[Some records]
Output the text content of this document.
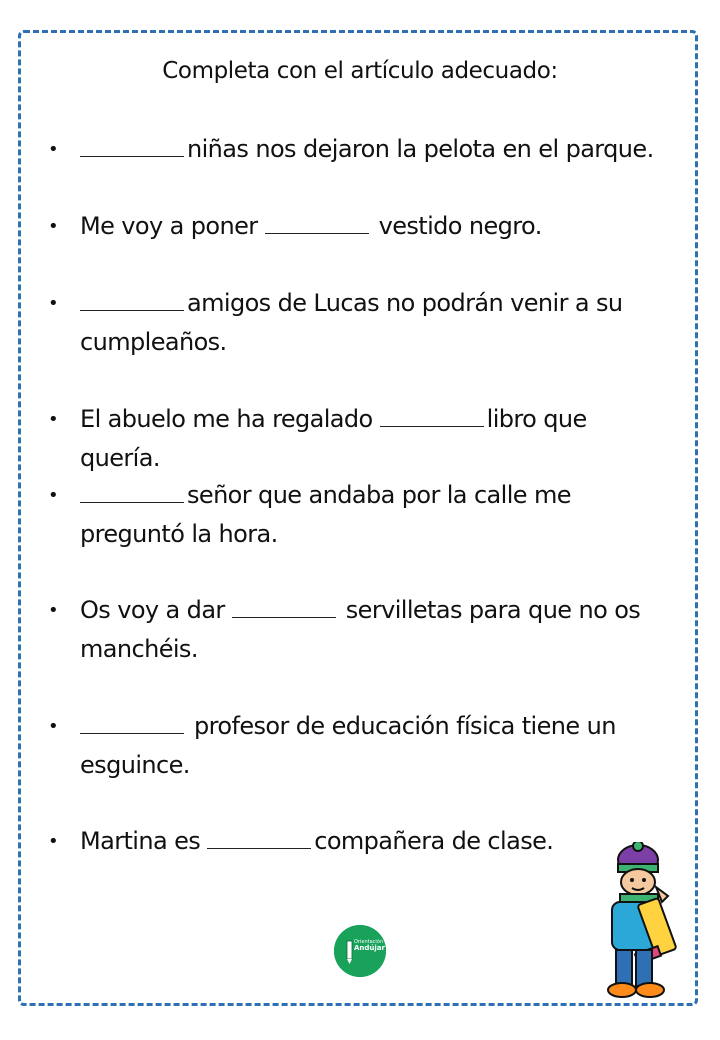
Completa con el artículo adecuado:
•	niñas nos dejaron la pelota en el parque.
• Me voy a poner	vestido negro.
•	amigos de Lucas no podrán venir a su cumpleaños.
• El abuelo me ha regalado	libro que quería.
•	señor que andaba por la calle me preguntó la hora.
• Os voy a dar	servilletas para que no os manchéis.
•	profesor de educación física tiene un esguince.
• Martina es	compañera de clase.
Orientación
Andújar
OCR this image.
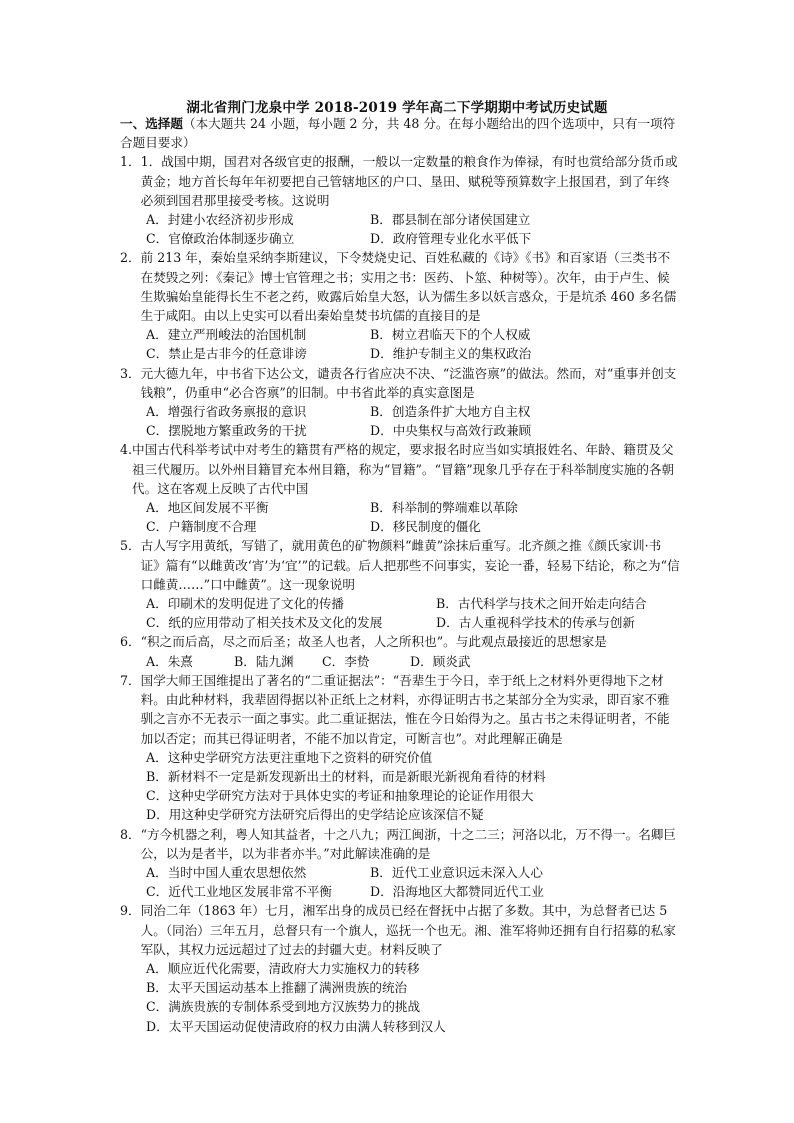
湖北省荆门龙泉中学 2018-2019 学年高二下学期期中考试历史试题

一、选择题（本大题共 24 小题，每小题 2 分，共 48 分。在每小题给出的四个选项中，只有一项符合题目要求）

1． 1．战国中期，国君对各级官吏的报酬，一般以一定数量的粮食作为俸禄，有时也赏给部分货币或黄金；地方首长每年年初要把自己管辖地区的户口、垦田、赋税等预算数字上报国君，到了年终必须到国君那里接受考核。这说明
A．封建小农经济初步形成	B．郡县制在部分诸侯国建立
C．官僚政治体制逐步确立	D．政府管理专业化水平低下
2． 前 213 年，秦始皇采纳李斯建议，下令焚烧史记、百姓私藏的《诗》《书》和百家语（三类书不在焚毁之列：《秦记》博士官管理之书；实用之书：医药、卜筮、种树等）。次年，由于卢生、候生欺骗始皇能得长生不老之药，败露后始皇大怒，认为儒生多以妖言惑众，于是坑杀 460 多名儒生于咸阳。由以上史实可以看出秦始皇焚书坑儒的直接目的是
A．建立严刑峻法的治国机制	B．树立君临天下的个人权威
C．禁止是古非今的任意诽谤	D．维护专制主义的集权政治
3． 元大德九年，中书省下达公文，谴责各行省应决不决、“泛滥咨禀”的做法。然而，对“重事并创支钱粮”，仍重申“必合咨禀”的旧制。中书省此举的真实意图是
A．增强行省政务禀报的意识	B．创造条件扩大地方自主权
C．摆脱地方繁重政务的干扰	D．中央集权与高效行政兼顾
4. 中国古代科举考试中对考生的籍贯有严格的规定，要求报名时应当如实填报姓名、年龄、籍贯及父祖三代履历。以外州目籍冒充本州目籍，称为“冒籍”。“冒籍”现象几乎存在于科举制度实施的各朝代。这在客观上反映了古代中国
A．地区间发展不平衡	B．科举制的弊端难以革除
C．户籍制度不合理	D．移民制度的僵化
5． 古人写字用黄纸，写错了，就用黄色的矿物颜料“雌黄”涂抹后重写。北齐颜之推《颜氏家训·书证》篇有“以雌黄改‘宵’为‘宜’”的记载。后人把那些不问事实，妄论一番，轻易下结论，称之为“信口雌黄……”口中雌黄”。这一现象说明
A．印刷术的发明促进了文化的传播	B．古代科学与技术之间开始走向结合
C．纸的应用带动了相关技术及文化的发展	D．古人重视科学技术的传承与创新
6． “积之而后高，尽之而后圣；故圣人也者，人之所积也”。与此观点最接近的思想家是
A．朱熹	B．陆九渊	C．李贽	D．顾炎武
7． 国学大师王国维提出了著名的“二重证据法”：“吾辈生于今日，幸于纸上之材料外更得地下之材料。由此种材料，我辈固得据以补正纸上之材料，亦得证明古书之某部分全为实录，即百家不雅驯之言亦不无表示一面之事实。此二重证据法，惟在今日始得为之。虽古书之未得证明者，不能加以否定；而其已得证明者，不能不加以肯定，可断言也”。对此理解正确是
A．这种史学研究方法更注重地下之资料的研究价值
B．新材料不一定是新发现新出土的材料，而是新眼光新视角看待的材料
C．这种史学研究方法对于具体史实的考证和抽象理论的论证作用很大
D．用这种史学研究方法研究后得出的史学结论应该深信不疑
8． “方今机器之利，粤人知其益者，十之八九；两江闽浙，十之二三；河洛以北，万不得一。名卿巨公，以为是者半，以为非者亦半。”对此解读准确的是
A．当时中国人重农思想依然	B．近代工业意识远未深入人心
C．近代工业地区发展非常不平衡	D．沿海地区大都赞同近代工业
9． 同治二年（1863 年）七月，湘军出身的成员已经在督抚中占据了多数。其中，为总督者已达 5 人。（同治）三年五月，总督只有一个旗人，巡抚一个也无。湘、淮军将帅还拥有自行招募的私家军队，其权力远远超过了过去的封疆大吏。材料反映了
A．顺应近代化需要，清政府大力实施权力的转移
B．太平天国运动基本上推翻了满洲贵族的统治
C．满族贵族的专制体系受到地方汉族势力的挑战
D．太平天国运动促使清政府的权力由满人转移到汉人
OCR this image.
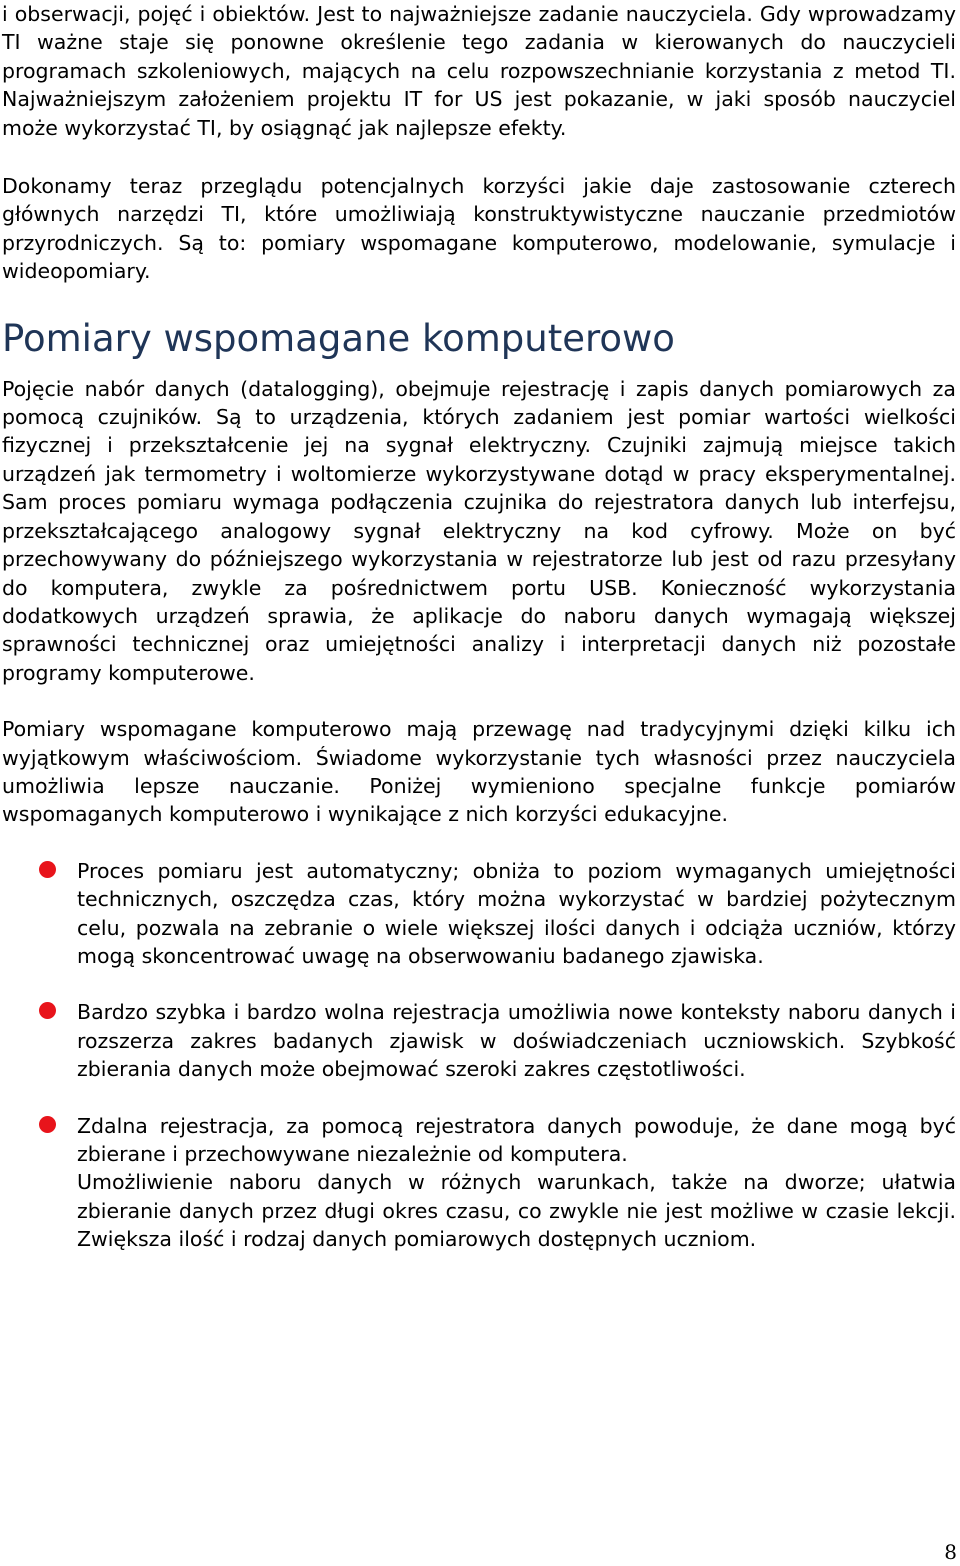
i obserwacji, pojęć i obiektów. Jest to najważniejsze zadanie nauczyciela. Gdy wprowadzamy TI ważne staje się ponowne określenie tego zadania w kierowanych do nauczycieli programach szkoleniowych, mających na celu rozpowszechnianie korzystania z metod TI. Najważniejszym założeniem projektu IT for US jest pokazanie, w jaki sposób nauczyciel może wykorzystać TI, by osiągnąć jak najlepsze efekty.

Dokonamy teraz przeglądu potencjalnych korzyści jakie daje zastosowanie czterech głównych narzędzi TI, które umożliwiają konstruktywistyczne nauczanie przedmiotów przyrodniczych. Są to: pomiary wspomagane komputerowo, modelowanie, symulacje i wideopomiary.

Pomiary wspomagane komputerowo

Pojęcie nabór danych (datalogging), obejmuje rejestrację i zapis danych pomiarowych za pomocą czujników. Są to urządzenia, których zadaniem jest pomiar wartości wielkości fizycznej i przekształcenie jej na sygnał elektryczny. Czujniki zajmują miejsce takich urządzeń jak termometry i woltomierze wykorzystywane dotąd w pracy eksperymentalnej. Sam proces pomiaru wymaga podłączenia czujnika do rejestratora danych lub interfejsu, przekształcającego analogowy sygnał elektryczny na kod cyfrowy. Może on być przechowywany do późniejszego wykorzystania w rejestratorze lub jest od razu przesyłany do komputera, zwykle za pośrednictwem portu USB. Konieczność wykorzystania dodatkowych urządzeń sprawia, że aplikacje do naboru danych wymagają większej sprawności technicznej oraz umiejętności analizy i interpretacji danych niż pozostałe programy komputerowe.

Pomiary wspomagane komputerowo mają przewagę nad tradycyjnymi dzięki kilku ich wyjątkowym właściwościom. Świadome wykorzystanie tych własności przez nauczyciela umożliwia lepsze nauczanie. Poniżej wymieniono specjalne funkcje pomiarów wspomaganych komputerowo i wynikające z nich korzyści edukacyjne.

Proces pomiaru jest automatyczny; obniża to poziom wymaganych umiejętności technicznych, oszczędza czas, który można wykorzystać w bardziej pożytecznym celu, pozwala na zebranie o wiele większej ilości danych i odciąża uczniów, którzy mogą skoncentrować uwagę na obserwowaniu badanego zjawiska.
Bardzo szybka i bardzo wolna rejestracja umożliwia nowe konteksty naboru danych i rozszerza zakres badanych zjawisk w doświadczeniach uczniowskich. Szybkość zbierania danych może obejmować szeroki zakres częstotliwości.
Zdalna rejestracja, za pomocą rejestratora danych powoduje, że dane mogą być zbierane i przechowywane niezależnie od komputera.
Umożliwienie naboru danych w różnych warunkach, także na dworze; ułatwia zbieranie danych przez długi okres czasu, co zwykle nie jest możliwe w czasie lekcji. Zwiększa ilość i rodzaj danych pomiarowych dostępnych uczniom.
8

## Task description:
From the listing above, find the number of lines with the word "rejestracja" in them. Answer with the number only.

## Answer in full:
2